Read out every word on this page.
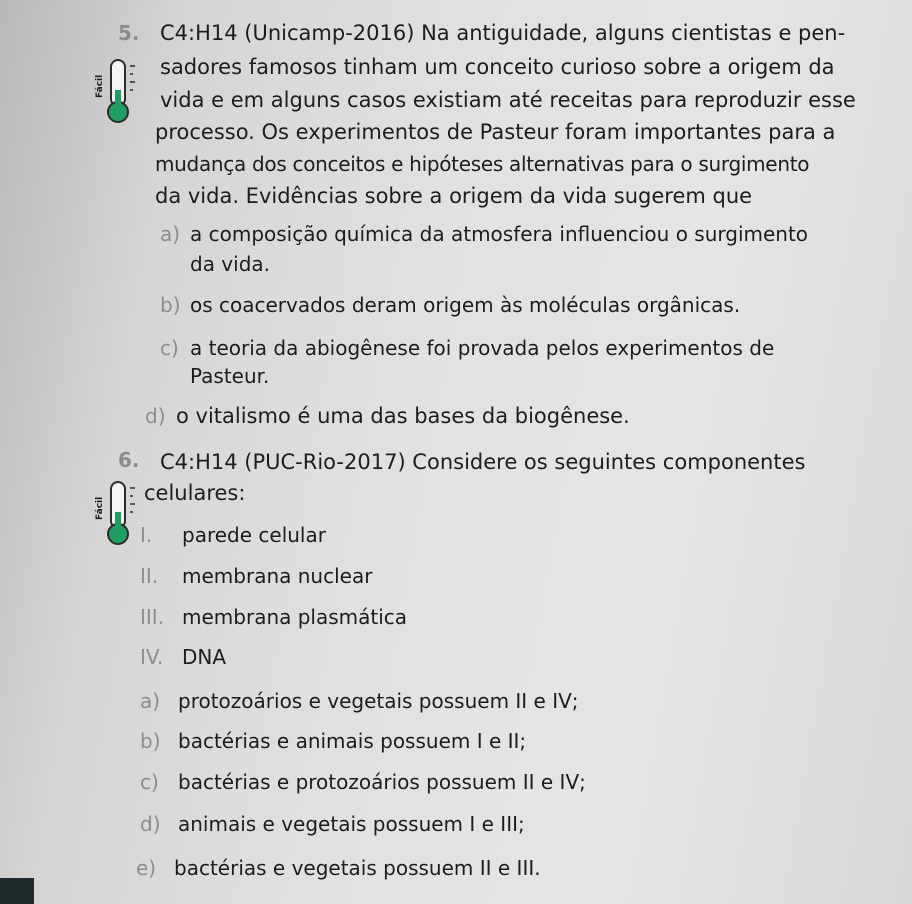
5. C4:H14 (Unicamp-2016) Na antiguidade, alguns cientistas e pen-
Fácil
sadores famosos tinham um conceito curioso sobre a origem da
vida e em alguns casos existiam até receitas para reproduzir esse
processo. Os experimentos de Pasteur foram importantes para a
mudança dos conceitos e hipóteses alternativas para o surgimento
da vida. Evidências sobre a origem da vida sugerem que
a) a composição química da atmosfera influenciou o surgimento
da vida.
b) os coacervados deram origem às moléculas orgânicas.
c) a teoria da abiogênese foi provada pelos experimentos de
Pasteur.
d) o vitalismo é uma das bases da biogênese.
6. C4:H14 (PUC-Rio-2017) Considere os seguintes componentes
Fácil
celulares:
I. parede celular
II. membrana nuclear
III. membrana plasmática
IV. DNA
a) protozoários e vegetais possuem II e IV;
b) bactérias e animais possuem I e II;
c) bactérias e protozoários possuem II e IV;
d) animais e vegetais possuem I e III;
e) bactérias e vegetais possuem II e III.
...
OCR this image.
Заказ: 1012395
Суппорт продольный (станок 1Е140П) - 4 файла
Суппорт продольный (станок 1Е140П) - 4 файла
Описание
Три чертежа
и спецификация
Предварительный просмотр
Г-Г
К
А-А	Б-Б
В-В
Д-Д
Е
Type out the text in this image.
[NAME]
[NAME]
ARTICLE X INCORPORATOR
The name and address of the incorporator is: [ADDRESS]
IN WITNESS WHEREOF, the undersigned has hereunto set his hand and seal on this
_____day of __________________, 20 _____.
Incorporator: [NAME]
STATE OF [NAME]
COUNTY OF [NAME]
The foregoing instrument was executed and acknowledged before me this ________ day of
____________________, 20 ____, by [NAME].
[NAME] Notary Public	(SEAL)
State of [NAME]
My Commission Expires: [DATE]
...
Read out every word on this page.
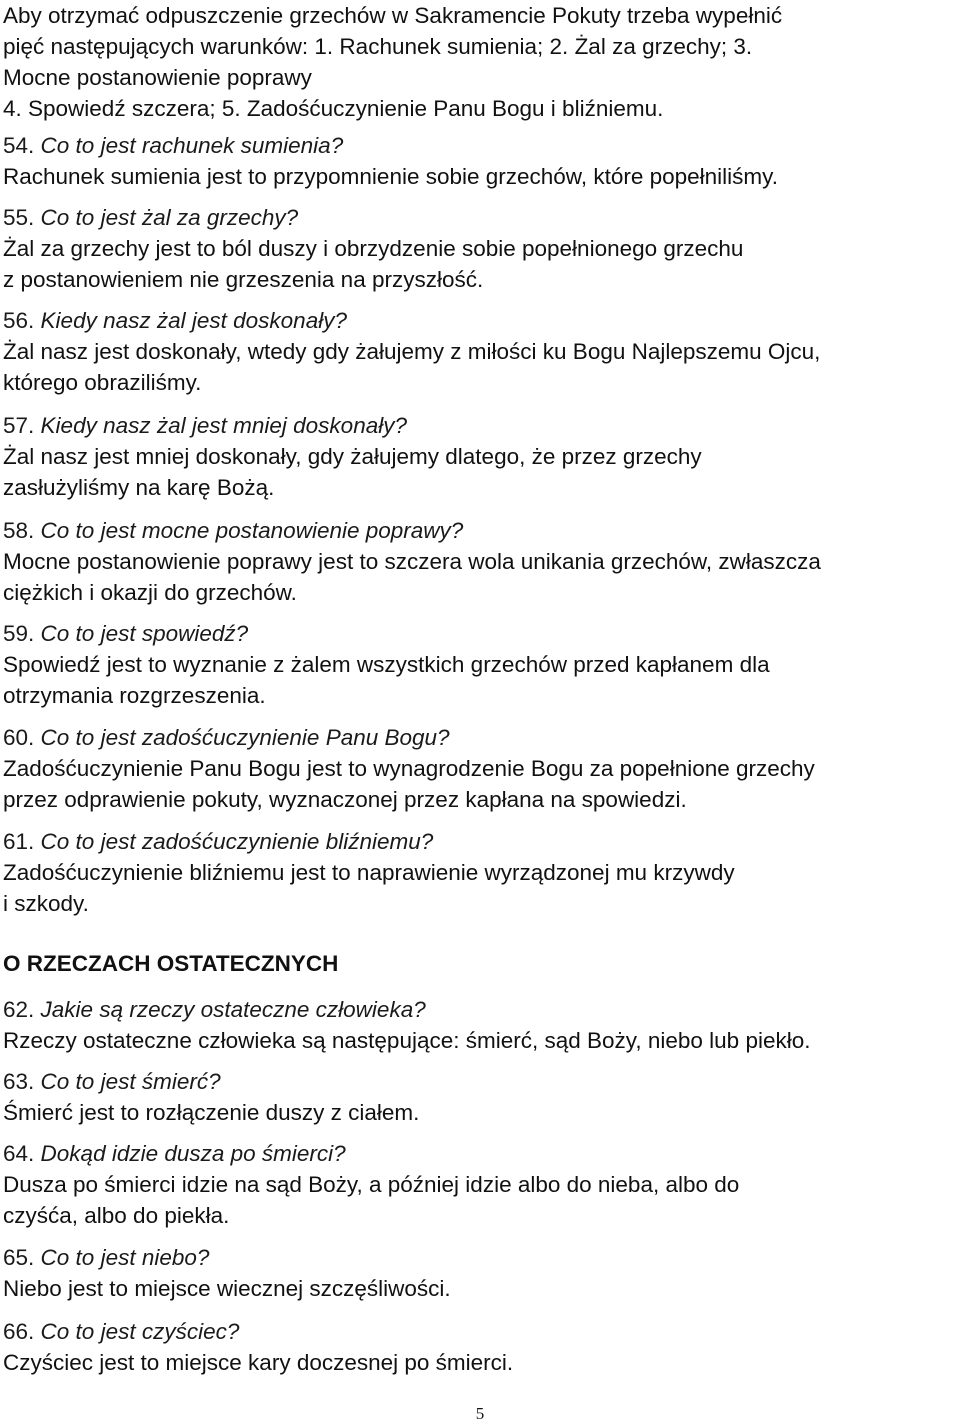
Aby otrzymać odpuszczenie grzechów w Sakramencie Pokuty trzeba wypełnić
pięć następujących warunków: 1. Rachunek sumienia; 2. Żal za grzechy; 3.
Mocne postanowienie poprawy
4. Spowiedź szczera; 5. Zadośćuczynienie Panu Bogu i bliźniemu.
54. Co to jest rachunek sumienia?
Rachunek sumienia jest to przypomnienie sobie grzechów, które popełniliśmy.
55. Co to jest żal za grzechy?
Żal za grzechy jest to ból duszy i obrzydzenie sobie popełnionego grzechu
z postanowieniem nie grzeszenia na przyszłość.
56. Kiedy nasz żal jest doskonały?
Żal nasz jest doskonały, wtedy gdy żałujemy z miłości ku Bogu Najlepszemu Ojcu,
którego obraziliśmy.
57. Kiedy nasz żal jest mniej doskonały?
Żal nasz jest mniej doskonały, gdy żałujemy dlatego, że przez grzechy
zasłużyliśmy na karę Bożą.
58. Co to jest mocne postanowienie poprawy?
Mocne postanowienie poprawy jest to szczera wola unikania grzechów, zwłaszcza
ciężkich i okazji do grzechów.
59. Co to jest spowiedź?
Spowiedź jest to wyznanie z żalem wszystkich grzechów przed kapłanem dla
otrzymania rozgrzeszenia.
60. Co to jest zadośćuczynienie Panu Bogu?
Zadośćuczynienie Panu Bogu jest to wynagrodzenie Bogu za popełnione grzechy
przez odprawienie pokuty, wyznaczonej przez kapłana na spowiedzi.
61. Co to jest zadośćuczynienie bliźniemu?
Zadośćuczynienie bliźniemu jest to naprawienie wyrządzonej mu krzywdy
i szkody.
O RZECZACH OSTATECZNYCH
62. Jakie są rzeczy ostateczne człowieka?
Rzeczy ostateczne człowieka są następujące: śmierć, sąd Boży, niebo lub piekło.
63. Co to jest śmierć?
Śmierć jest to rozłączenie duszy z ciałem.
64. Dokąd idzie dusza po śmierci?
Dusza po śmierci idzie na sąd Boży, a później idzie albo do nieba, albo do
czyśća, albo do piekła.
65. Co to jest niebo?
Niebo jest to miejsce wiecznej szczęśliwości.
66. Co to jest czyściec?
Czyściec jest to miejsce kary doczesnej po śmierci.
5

_WORK TO COMPLETE_
Extract every line above that contains the word "Pasteur".

_WRITTEN REPLY_
processo. Os experimentos de Pasteur foram importantes para a
Pasteur.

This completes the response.